● **Kutipan halaman**:
******************************

Liputan6.com, London - Terkuaknya kehidupan perempuan pendukung ISISÂ di Britania Raya adalah hasil investigasi hampir 1 tahun yang dilakukan televisi Channel 4, Inggris. Salah satu wartawannya berhasil masuk ke dalam ring terdekat para perempuan pengikut organisasi teroris itu.
Berawal dari mem-follow ketiga perempuan itu di Twitter, Aisha, si reporter--bukan nama sebenarnya-- akhirnya bisa bertemu dan datang ke perkumpulan mereka di Timur London. Aisha memakai burqa layaknya mereka dan menyimpan kamera rahasia di balik bajunya itu.
Baca Juga
Dalam tiap pertemuan di sebuah apartemen di lantai 2. Ketiga perempuan bercadar hitam itu selalu mendewakan para pelaku jihad. Mereka juga mencuci otak perempuan muda Inggris, bahwa pemerintahan negara itu telah memerangi kelompoknya. Tak hanya itu, mereka juga menggunakan kata-kata yang tak pantas saat mendeskripsikan Yahudi dan Israel.
Advertisement
Dalam siarannya pada Senin 23 November 2015, salah satu perempuan pengikut ISIS itu tidak percaya hukum buatan manusia.
"Kami tidak akan melaksanakan hukum di negara, di bangsa mana pun. Satu-satunya negara yang dikaruniai Tuhan adalah Suriah. Tanah terbaik ciptaan Tuhan," kata perempuan itu.
"Di situlah, di Suriah, kita akan melihat berdirinya khilafah (negara Islam)," ucapnya lagi di depan kurang lebih 20 perempuan, seperti dilansir dari Daily Mail, Selasa 24 November 2015.
Dokumen itu bertajuk, 'ISIS: The British Women Supporters Unveiled', mengupas habis bagaimana ideologis ekstremis tersebar secara online. Tak hanya itu, mereka cekoki idelogi itu kepada remaja puteri, di depan anak-anak.
Baca Juga
Investigasi itu berakhir 1 bulan sebelum teror Paris melanda pada Jumat malam 13 November lalu yang menewaskan 130 orang dan melukai lebih dari 300 orang. Ketiga perempuan itu mulai curiga kepada Aisha.
Mereka memaksa Aisha untuk membuka tasnya. Namun, untungnya, sang reporter berhasil diusir keluar tanpa luka sedikit pun.
Ketiga itu adalah Umm Saalihah, Umm L, dan Umm Usman. Nama tersebut adalah nama di akun Twitter mereka.
Ketiga perempuan itu telah dilacak menggunakan sosial media untuk menyebarkan ideologi ISIS. Awalnya, Aisha berkali-kali mengontak mereka via Twitter untuk bertemu.
Aisha juga datang ke demonstrasi mereka di luar Regents Park Mosque. Ia turut membagi-bagikan pamflet tentang ajaran Islam radikal demi mendapat kepercayaan dan simpatinya.

******************************

● **Entri tersimpan**:
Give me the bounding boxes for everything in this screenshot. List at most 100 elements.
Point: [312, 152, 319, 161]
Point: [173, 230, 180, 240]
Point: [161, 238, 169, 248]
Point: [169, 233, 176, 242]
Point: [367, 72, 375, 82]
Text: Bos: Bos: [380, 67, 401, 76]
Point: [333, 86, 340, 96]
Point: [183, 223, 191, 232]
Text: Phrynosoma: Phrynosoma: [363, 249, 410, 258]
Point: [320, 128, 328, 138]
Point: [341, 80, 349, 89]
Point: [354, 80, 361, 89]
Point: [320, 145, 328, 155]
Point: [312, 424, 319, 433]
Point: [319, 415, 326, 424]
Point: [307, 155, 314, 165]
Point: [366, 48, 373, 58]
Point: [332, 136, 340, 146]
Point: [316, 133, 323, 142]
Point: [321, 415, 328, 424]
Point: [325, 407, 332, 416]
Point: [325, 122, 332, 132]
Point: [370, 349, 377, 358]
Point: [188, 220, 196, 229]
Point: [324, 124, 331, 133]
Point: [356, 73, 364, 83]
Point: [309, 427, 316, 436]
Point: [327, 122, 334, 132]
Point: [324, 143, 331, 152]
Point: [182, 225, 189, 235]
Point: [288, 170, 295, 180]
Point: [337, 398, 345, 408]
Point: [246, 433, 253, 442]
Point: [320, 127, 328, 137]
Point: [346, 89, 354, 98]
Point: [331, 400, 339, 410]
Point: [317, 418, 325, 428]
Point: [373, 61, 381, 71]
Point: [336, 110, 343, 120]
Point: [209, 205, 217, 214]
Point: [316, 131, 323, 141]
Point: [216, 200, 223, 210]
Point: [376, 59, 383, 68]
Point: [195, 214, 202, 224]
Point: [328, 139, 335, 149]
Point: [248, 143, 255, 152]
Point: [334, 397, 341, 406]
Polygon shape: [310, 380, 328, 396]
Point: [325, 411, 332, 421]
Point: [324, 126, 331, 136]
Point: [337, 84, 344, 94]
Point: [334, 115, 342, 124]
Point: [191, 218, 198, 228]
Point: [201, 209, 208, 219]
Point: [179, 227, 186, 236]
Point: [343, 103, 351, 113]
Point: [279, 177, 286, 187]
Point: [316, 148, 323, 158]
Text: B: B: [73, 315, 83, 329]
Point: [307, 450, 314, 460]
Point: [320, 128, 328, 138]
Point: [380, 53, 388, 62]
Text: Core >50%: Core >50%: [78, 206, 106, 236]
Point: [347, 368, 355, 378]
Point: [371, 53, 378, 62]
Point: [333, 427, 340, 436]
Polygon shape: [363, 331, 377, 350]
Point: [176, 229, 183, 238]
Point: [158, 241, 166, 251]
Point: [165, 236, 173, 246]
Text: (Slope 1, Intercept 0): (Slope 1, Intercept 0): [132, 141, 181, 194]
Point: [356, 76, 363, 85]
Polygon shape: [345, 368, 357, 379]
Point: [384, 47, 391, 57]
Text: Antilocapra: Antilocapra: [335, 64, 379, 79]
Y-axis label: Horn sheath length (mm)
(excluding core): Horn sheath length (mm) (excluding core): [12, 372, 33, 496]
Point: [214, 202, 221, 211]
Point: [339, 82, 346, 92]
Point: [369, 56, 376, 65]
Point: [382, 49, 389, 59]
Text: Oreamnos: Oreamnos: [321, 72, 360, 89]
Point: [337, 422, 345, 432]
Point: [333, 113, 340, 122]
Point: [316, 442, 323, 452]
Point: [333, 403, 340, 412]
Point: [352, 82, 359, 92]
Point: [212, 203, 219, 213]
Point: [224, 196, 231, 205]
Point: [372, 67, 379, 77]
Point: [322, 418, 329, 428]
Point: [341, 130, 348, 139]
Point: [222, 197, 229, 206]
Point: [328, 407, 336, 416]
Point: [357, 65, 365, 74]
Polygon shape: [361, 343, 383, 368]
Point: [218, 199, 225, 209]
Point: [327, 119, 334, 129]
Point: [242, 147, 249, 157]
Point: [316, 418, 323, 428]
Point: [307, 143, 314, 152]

******************************

● **Tujuan tugas 1**:
Di mana reporter Aisha menyembunyikan kamera rahasianya menurut artikel tentang perempuan pendukung ISIS?
● **Tujuan tugas 2**:
Lanjutkan artikel tentang perempuan pendukung ISIS mulai dari kalimat terakhirnya.

● **Jawaban 1**:
Di balik burqa yang dipakainya.

● **Jawaban 2**:
Akhirnya, Aisha diundang tatap muka dengan salah satu di antara mereka. Setelah benar-benar mendapatkan kepercayaannya, ia mendapatkan akses ke pertemuan khusus perempuan yang hanya bisa dihadiri apabila ada undangan.
Di salah satu ceramah tertutupnya di London Timur, Umm L mengatakan bahwa muslim yang taat adalah ekstremis. "Katanya pemerintah Inggris menghargai demokrasi, tapi kenapa mereka memanggil kita ekstremis?" kata perempuan beranak empat bernama asli Rubana itu.
"Orang-orang itulah yang melawan kita, Islam. Mereka tinggal di Downing Street Nomor 10 dan Gedung Putih," ujar Rubana.
Ia juga mengkritik pemerintahan Inggris dengan program anti-ekstremis. Menurutnya, akan lebih banyak orang --yang mereka sebut radikal-- akibat rencana itu.
Umm Saalihah juga mengagumi ulama garis keras, Omar Bakri Mohammed yang dilarang masuk Inggris dan kini ditahan di Lebanon. Sayangnya, pada suatu hari, Aisha tidak lagi dipercaya.
"Saya minta kamu buka tasmu. Saya tidak percaya sama kamu. Kamu mata-mata ya?" begitu kata Umm L yang sempat terekam oleh Aisha.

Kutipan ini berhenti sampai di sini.